## Problem description:
Leaving out every picture, quote the data below exactly as it appears.

## Stored records:
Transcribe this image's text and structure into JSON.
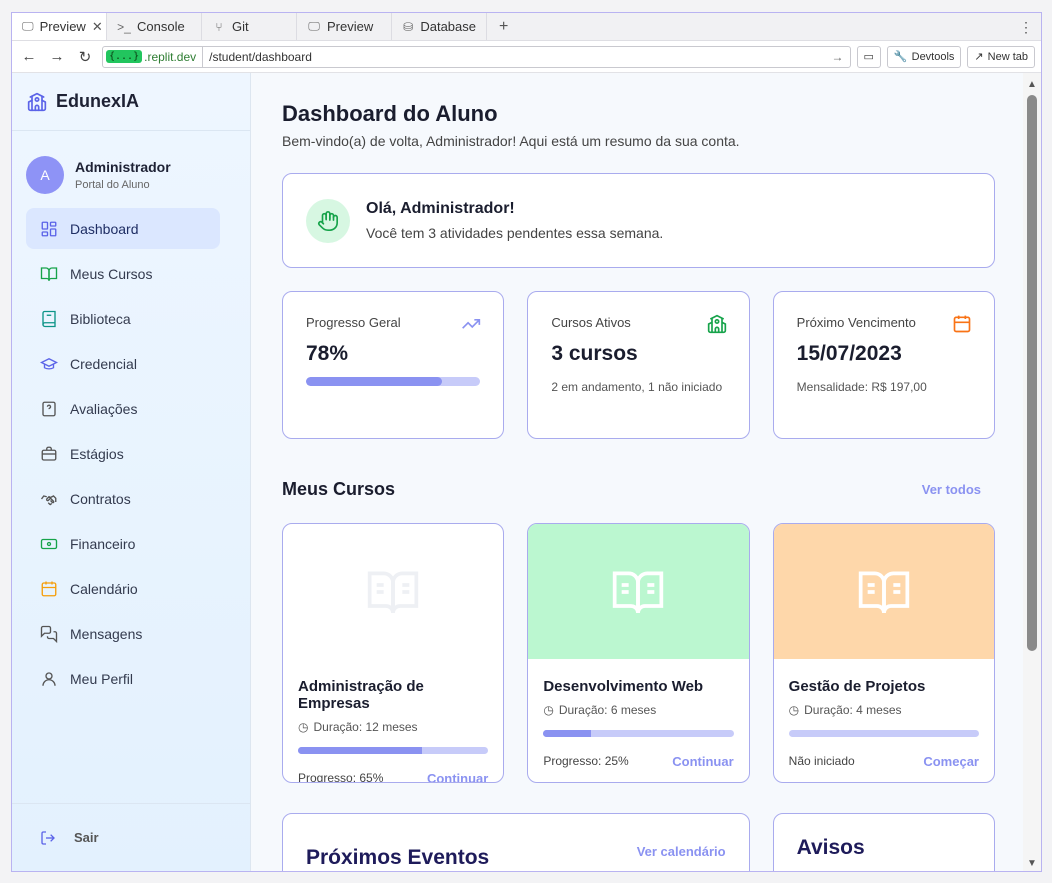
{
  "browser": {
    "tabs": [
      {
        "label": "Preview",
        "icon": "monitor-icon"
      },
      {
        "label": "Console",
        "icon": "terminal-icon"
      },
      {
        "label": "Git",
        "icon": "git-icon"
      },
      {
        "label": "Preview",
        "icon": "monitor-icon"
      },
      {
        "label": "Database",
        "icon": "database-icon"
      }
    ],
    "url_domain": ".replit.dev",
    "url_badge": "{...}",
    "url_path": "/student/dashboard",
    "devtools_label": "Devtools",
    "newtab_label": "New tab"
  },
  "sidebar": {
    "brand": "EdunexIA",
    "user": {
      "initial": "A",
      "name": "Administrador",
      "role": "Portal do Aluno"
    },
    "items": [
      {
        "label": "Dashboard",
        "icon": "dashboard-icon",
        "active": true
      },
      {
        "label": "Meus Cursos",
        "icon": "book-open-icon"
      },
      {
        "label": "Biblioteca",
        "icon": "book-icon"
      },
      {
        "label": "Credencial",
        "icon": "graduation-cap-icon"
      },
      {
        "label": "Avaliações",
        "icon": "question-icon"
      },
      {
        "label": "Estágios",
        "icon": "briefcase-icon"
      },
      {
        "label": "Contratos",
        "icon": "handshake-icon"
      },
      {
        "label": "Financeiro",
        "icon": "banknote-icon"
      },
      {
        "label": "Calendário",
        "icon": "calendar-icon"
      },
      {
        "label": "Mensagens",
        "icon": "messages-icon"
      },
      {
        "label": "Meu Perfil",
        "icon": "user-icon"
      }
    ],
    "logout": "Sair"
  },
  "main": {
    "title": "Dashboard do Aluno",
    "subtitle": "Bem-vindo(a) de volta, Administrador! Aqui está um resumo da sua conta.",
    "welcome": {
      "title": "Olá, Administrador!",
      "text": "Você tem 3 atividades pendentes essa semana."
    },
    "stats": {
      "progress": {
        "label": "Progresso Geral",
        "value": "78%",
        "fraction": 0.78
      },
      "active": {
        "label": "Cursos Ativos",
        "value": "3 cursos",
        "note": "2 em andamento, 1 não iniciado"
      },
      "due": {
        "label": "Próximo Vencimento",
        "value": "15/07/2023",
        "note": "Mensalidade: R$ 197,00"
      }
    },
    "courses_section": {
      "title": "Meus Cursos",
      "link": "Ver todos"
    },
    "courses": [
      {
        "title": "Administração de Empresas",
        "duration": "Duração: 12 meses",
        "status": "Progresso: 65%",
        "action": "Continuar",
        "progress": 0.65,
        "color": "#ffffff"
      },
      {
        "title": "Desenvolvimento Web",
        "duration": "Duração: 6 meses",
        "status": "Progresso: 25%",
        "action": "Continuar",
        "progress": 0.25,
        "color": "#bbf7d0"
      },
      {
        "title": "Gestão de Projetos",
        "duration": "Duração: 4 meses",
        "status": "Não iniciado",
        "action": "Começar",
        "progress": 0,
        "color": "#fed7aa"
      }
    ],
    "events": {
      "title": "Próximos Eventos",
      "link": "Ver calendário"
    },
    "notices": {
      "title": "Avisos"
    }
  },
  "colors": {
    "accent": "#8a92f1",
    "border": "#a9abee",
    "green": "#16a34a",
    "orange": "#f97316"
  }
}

## Exercise result:
Transcribe this image's text and structure into JSON.
{
  "browser": {
    "tabs": [
      {
        "label": "Preview",
        "icon": "monitor-icon"
      },
      {
        "label": "Console",
        "icon": "terminal-icon"
      },
      {
        "label": "Git",
        "icon": "git-icon"
      },
      {
        "label": "Preview",
        "icon": "monitor-icon"
      },
      {
        "label": "Database",
        "icon": "database-icon"
      }
    ],
    "url_domain": ".replit.dev",
    "url_badge": "{...}",
    "url_path": "/student/dashboard",
    "devtools_label": "Devtools",
    "newtab_label": "New tab"
  },
  "sidebar": {
    "brand": "EdunexIA",
    "user": {
      "initial": "A",
      "name": "Administrador",
      "role": "Portal do Aluno"
    },
    "items": [
      {
        "label": "Dashboard",
        "icon": "dashboard-icon",
        "active": true
      },
      {
        "label": "Meus Cursos",
        "icon": "book-open-icon"
      },
      {
        "label": "Biblioteca",
        "icon": "book-icon"
      },
      {
        "label": "Credencial",
        "icon": "graduation-cap-icon"
      },
      {
        "label": "Avaliações",
        "icon": "question-icon"
      },
      {
        "label": "Estágios",
        "icon": "briefcase-icon"
      },
      {
        "label": "Contratos",
        "icon": "handshake-icon"
      },
      {
        "label": "Financeiro",
        "icon": "banknote-icon"
      },
      {
        "label": "Calendário",
        "icon": "calendar-icon"
      },
      {
        "label": "Mensagens",
        "icon": "messages-icon"
      },
      {
        "label": "Meu Perfil",
        "icon": "user-icon"
      }
    ],
    "logout": "Sair"
  },
  "main": {
    "title": "Dashboard do Aluno",
    "subtitle": "Bem-vindo(a) de volta, Administrador! Aqui está um resumo da sua conta.",
    "welcome": {
      "title": "Olá, Administrador!",
      "text": "Você tem 3 atividades pendentes essa semana."
    },
    "stats": {
      "progress": {
        "label": "Progresso Geral",
        "value": "78%",
        "fraction": 0.78
      },
      "active": {
        "label": "Cursos Ativos",
        "value": "3 cursos",
        "note": "2 em andamento, 1 não iniciado"
      },
      "due": {
        "label": "Próximo Vencimento",
        "value": "15/07/2023",
        "note": "Mensalidade: R$ 197,00"
      }
    },
    "courses_section": {
      "title": "Meus Cursos",
      "link": "Ver todos"
    },
    "courses": [
      {
        "title": "Administração de Empresas",
        "duration": "Duração: 12 meses",
        "status": "Progresso: 65%",
        "action": "Continuar",
        "progress": 0.65,
        "color": "#ffffff"
      },
      {
        "title": "Desenvolvimento Web",
        "duration": "Duração: 6 meses",
        "status": "Progresso: 25%",
        "action": "Continuar",
        "progress": 0.25,
        "color": "#bbf7d0"
      },
      {
        "title": "Gestão de Projetos",
        "duration": "Duração: 4 meses",
        "status": "Não iniciado",
        "action": "Começar",
        "progress": 0,
        "color": "#fed7aa"
      }
    ],
    "events": {
      "title": "Próximos Eventos",
      "link": "Ver calendário"
    },
    "notices": {
      "title": "Avisos"
    }
  },
  "colors": {
    "accent": "#8a92f1",
    "border": "#a9abee",
    "green": "#16a34a",
    "orange": "#f97316"
  }
}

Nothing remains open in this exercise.